## Begin

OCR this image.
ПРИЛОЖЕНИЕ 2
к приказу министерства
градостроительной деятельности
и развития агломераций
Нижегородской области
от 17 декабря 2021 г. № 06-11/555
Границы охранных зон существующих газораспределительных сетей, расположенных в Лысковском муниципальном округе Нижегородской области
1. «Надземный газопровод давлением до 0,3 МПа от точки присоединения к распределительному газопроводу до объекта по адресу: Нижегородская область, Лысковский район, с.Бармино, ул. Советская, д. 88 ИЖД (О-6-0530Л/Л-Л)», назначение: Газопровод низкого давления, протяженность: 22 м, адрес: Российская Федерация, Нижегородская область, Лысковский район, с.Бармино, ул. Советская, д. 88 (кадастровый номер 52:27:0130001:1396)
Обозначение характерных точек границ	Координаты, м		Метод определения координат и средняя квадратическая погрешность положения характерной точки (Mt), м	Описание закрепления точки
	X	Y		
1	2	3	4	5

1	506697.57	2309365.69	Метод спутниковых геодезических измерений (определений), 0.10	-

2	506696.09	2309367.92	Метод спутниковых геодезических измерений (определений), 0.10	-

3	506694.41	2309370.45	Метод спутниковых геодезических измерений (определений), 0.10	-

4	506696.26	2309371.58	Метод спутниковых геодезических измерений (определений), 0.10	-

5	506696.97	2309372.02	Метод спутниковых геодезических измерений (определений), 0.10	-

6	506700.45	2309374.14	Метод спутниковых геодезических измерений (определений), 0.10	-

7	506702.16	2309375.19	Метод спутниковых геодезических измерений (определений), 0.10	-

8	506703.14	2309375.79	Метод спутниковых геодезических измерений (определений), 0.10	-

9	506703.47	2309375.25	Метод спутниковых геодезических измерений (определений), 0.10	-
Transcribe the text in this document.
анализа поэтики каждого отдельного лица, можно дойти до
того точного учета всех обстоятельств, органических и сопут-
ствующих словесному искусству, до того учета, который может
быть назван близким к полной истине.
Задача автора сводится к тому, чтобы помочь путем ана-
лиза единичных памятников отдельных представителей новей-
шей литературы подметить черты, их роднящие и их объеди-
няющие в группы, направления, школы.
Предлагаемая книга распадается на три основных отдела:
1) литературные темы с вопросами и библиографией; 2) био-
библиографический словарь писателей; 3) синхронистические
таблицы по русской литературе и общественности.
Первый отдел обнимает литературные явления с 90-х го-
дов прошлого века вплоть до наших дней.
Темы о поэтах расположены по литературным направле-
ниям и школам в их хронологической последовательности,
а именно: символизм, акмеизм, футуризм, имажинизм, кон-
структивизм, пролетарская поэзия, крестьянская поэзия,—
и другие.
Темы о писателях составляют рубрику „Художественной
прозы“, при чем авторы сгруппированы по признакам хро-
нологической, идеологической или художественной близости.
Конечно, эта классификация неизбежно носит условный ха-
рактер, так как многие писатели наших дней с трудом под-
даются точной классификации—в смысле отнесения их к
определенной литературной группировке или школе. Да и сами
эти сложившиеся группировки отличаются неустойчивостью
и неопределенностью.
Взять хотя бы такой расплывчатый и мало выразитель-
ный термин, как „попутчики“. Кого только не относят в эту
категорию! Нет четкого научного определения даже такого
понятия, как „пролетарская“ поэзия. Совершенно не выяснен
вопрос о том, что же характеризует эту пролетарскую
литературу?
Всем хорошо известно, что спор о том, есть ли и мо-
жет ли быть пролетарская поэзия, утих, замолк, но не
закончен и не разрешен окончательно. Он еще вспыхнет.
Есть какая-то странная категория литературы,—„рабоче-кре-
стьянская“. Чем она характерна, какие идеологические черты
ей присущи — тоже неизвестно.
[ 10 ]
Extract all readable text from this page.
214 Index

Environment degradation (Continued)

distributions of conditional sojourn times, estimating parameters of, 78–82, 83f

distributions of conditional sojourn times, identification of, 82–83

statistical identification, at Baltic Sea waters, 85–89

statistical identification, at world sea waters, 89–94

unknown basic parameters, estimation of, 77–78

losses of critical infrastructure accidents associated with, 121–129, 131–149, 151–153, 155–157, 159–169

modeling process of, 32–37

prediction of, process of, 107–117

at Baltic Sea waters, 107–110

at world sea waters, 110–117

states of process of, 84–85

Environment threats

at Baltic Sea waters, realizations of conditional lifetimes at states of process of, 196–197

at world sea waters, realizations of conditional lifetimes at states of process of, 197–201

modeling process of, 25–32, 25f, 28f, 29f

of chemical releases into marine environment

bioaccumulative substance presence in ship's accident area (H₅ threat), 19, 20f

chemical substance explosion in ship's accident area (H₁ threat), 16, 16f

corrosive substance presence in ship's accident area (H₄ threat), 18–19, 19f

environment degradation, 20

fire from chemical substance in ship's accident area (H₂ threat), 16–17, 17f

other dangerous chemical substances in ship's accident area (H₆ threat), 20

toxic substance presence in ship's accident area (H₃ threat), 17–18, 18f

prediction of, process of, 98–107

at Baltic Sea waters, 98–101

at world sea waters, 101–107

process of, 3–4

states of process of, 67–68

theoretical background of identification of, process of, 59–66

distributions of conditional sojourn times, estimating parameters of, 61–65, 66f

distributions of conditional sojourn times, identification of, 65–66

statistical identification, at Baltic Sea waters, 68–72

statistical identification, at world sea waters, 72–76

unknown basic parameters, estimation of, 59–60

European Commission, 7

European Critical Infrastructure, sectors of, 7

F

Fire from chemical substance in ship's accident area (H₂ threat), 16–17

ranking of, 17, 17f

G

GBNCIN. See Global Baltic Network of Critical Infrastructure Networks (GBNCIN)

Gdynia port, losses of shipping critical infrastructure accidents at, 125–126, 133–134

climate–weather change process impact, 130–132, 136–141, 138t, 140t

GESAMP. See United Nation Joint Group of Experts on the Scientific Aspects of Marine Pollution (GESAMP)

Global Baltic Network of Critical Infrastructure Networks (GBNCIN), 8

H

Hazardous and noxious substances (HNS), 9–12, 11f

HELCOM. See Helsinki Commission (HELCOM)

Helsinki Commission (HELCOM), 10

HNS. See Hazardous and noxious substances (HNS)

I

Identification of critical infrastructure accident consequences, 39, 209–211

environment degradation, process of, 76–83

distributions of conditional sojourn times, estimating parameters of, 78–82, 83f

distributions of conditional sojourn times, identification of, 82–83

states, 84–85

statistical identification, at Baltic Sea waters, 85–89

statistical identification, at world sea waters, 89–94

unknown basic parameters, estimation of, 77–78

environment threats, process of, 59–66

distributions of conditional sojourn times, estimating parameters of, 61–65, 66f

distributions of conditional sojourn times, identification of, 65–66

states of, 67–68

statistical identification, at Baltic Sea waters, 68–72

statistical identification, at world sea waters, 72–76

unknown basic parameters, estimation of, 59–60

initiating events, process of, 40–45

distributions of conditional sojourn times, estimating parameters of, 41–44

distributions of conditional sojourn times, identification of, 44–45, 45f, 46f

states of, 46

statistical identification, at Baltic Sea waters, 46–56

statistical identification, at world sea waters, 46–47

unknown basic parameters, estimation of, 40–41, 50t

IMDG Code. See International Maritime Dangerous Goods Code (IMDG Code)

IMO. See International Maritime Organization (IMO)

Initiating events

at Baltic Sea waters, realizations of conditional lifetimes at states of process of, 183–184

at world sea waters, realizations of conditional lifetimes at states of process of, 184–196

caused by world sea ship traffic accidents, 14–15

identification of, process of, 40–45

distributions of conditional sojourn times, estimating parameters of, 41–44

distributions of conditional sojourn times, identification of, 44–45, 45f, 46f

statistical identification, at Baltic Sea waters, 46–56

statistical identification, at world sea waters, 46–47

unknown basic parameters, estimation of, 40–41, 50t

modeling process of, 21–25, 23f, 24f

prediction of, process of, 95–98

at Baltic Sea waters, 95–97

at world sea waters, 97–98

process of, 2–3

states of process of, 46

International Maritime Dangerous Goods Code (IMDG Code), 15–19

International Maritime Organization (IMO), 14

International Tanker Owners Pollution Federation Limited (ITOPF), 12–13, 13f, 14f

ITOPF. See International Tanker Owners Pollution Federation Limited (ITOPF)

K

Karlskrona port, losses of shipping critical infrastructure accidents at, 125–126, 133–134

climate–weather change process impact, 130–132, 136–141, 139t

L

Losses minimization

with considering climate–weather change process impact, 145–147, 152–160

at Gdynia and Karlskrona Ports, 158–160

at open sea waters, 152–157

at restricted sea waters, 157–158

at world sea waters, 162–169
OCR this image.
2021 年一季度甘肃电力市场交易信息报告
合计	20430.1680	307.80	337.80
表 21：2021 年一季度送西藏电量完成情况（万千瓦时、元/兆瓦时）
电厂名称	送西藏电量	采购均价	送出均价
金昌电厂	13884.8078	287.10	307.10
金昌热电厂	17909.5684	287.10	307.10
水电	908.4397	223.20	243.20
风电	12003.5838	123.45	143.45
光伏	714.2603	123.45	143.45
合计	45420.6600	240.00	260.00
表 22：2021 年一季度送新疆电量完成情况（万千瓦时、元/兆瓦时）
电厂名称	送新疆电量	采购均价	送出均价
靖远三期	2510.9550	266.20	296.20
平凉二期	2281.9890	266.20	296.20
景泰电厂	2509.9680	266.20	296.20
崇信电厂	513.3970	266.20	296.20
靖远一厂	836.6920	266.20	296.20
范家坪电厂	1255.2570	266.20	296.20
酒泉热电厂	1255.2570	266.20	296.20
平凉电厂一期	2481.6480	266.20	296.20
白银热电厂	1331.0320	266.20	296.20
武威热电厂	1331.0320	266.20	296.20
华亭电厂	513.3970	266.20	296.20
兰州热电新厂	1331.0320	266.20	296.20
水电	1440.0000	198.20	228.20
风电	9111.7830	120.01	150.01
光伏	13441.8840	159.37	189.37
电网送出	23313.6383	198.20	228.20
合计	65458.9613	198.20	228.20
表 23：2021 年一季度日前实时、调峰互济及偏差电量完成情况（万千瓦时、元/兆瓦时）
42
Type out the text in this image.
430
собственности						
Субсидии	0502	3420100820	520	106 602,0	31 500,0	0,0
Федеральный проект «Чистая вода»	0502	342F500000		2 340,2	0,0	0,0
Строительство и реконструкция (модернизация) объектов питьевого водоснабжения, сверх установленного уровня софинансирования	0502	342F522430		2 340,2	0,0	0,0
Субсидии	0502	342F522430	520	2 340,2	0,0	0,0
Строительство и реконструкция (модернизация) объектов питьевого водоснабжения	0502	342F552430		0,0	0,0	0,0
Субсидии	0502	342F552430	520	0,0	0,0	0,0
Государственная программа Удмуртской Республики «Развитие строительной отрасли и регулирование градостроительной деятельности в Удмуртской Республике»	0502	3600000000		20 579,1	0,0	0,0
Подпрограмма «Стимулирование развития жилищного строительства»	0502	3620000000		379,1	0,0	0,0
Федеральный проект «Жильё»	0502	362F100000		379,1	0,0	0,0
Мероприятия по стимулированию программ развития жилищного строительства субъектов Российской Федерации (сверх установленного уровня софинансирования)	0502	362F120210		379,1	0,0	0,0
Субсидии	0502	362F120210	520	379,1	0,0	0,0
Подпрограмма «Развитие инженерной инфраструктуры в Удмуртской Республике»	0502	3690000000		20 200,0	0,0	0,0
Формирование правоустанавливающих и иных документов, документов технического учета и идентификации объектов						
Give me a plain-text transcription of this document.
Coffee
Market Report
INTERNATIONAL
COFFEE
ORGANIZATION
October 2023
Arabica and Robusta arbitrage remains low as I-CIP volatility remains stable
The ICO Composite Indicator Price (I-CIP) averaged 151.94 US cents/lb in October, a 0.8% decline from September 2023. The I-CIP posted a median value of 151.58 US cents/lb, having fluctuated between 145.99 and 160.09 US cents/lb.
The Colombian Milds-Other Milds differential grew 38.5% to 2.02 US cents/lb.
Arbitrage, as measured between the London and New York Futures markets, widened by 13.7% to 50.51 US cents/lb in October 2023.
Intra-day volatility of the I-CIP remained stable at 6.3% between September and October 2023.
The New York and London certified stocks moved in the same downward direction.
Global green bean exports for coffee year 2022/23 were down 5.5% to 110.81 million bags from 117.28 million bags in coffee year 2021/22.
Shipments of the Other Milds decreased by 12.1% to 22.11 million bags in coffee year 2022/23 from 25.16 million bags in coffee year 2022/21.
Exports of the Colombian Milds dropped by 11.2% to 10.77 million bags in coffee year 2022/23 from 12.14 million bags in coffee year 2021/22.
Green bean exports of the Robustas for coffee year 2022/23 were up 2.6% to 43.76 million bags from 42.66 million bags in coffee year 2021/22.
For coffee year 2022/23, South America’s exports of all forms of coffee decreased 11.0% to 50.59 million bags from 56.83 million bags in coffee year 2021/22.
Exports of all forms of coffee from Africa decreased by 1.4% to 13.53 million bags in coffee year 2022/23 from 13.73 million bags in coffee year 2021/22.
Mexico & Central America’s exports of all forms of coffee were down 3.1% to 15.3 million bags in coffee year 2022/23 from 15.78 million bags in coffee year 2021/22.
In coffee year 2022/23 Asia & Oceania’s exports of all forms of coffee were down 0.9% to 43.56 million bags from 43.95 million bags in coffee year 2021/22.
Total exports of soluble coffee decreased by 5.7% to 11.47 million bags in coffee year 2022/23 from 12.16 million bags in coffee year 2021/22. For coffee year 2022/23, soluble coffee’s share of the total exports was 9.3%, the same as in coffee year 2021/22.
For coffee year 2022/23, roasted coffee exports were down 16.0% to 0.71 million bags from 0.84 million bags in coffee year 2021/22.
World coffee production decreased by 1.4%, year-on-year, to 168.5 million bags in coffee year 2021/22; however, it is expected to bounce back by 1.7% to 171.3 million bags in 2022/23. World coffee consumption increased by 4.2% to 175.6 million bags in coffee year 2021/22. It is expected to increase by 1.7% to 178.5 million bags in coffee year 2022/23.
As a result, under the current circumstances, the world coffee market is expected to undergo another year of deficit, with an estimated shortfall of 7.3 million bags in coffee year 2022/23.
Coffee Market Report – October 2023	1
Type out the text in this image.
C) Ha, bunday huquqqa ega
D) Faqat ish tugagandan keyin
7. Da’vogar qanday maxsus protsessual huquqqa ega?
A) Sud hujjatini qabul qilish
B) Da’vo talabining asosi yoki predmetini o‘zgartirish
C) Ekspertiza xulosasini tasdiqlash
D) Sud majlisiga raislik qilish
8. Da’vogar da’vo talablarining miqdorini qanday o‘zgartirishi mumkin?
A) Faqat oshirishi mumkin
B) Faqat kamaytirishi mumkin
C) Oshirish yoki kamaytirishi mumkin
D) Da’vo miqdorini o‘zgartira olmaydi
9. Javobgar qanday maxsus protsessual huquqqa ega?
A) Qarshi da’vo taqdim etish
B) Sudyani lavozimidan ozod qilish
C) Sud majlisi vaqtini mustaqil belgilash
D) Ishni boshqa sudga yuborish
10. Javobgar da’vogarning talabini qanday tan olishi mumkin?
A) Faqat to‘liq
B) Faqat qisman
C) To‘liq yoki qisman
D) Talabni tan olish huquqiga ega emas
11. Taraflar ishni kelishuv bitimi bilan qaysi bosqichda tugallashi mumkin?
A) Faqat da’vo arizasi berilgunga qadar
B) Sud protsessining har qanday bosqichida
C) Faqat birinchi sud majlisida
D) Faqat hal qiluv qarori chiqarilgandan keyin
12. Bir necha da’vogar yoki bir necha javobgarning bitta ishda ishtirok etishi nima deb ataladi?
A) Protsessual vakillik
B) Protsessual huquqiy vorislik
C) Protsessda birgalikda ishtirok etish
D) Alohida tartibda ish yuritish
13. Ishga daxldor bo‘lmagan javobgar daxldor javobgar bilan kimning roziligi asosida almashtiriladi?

## End

Stated problem:
Extract each line holding the string "送出均价".

Exercise result:
电厂名称	送西藏电量	采购均价	送出均价
电厂名称	送新疆电量	采购均价	送出均价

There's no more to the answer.